Interferon-induced sensitization to apoptosis is associated with repressed transcriptional activity of the hTERT promoter in multiple myeloma

• Published in: Biochemical and biophysical research communications Vol. 341; no. 4; pp. 1141 - 1148
• Main Authors: Lindkvist, Anna, Ivarsson, Karolina, Jernberg-Wiklund, Helena, Paulsson-Karlsson, Ylva
• Format: Journal Article
• Language: English
• Published: United States Elsevier Inc 24.03.2006
• Subjects: Apoptosis; Apoptosis - drug effects; Cell cycle; Cell Line, Tumor; DNA-Binding Proteins - genetics; Down-Regulation; fas Receptor - pharmacology; G1 Phase - drug effects; Humans; I-kappa B Proteins - pharmacology; Interferon Type II/pharmacology; Interferon-alpha - pharmacology; Interferon-gamma - pharmacology; Interferons; Interferons - pharmacology; Multiple myeloma; Multiple Myeloma - genetics; Multiple Myeloma - physiopathology; Multiple Myeloma/genetics/physiopathology; NF-kappa B - antagonists & inhibitors; NF-KappaB Inhibitor alpha; Promoter Regions (Genetics)/drug effects/physiology; Promoter Regions, Genetic - drug effects; Promoter Regions, Genetic - physiology; Telomerase; Telomerase - genetics; Transcription, Genetic - drug effects; Interferons; Telomerase; Multiple myeloma; Cell cycle; Apoptosis; Antigens; CD95/pharmacology; Cell Line; Research Support; Transcription; Tumor; Genetic/drug effects; Non-U.S. Gov't
• ISSN: 0006-291X; 1090-2104
• DOI: 10.1016/j.bbrc.2006.01.068

The aim of the present study was to explore hTERT as a target for IFN-induced sensitization to apoptosis in multiple myeloma (MM). IFN-α and IFN-γ downregulated telomerase activity in the IL-6-dependent MM cell line U-266-1970. In MM cells undergoing IFN-induced sensitization to Fas-mediated apoptosis, the repression of telomerase was increased as compared to IFN-α treatment alone. Similar to the sensitization effect of IFN, the use of a dominant negative IκBα vector inhibiting hTERT activity via transcriptional targeting resulted in augmentation of Fas-mediated apoptosis. The mechanism underlying the reduction of telomerase activity by IFN was shown to be transcriptional repression of the hTERT gene. The present study does not support a direct effect of IFN on NF-κB binding to the hTERT promoter as underlying the transcriptional repression. We conclude that one potential mechanism whereby IFNs induce apoptosis sensitization is by repressing hTERT transcription and telomerase activity, thereby constituting attractive targets for MM therapy.

──────────────────────────────

:: TO DO ::
Which cell line did IFN-α and IFN-γ downregulate telomerase activity in, according to the myeloma study above?

──────────────────────────────

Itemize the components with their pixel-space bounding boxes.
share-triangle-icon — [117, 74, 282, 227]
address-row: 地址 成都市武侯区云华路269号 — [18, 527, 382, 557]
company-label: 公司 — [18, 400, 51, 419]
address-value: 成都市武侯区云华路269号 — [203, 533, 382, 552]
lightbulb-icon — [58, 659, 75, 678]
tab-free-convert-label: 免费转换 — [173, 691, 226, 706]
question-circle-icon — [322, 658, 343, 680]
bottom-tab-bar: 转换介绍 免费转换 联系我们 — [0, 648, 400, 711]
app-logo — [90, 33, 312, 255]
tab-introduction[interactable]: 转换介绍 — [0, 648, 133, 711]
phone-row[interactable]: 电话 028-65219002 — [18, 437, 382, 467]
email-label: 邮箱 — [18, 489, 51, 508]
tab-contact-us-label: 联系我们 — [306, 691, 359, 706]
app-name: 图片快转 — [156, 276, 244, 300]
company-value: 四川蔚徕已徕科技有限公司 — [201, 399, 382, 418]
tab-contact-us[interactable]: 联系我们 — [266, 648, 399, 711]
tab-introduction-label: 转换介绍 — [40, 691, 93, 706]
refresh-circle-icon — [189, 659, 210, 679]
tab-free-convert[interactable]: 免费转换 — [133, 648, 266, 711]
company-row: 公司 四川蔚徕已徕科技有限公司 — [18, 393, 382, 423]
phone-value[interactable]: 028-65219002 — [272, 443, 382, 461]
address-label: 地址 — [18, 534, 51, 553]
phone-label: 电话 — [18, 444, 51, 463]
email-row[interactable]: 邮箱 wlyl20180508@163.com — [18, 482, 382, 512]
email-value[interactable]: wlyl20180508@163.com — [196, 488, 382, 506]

──────────────────────────────

:: YOUR SOLUTION ::
The IL-6-dependent multiple myeloma cell line U-266-1970.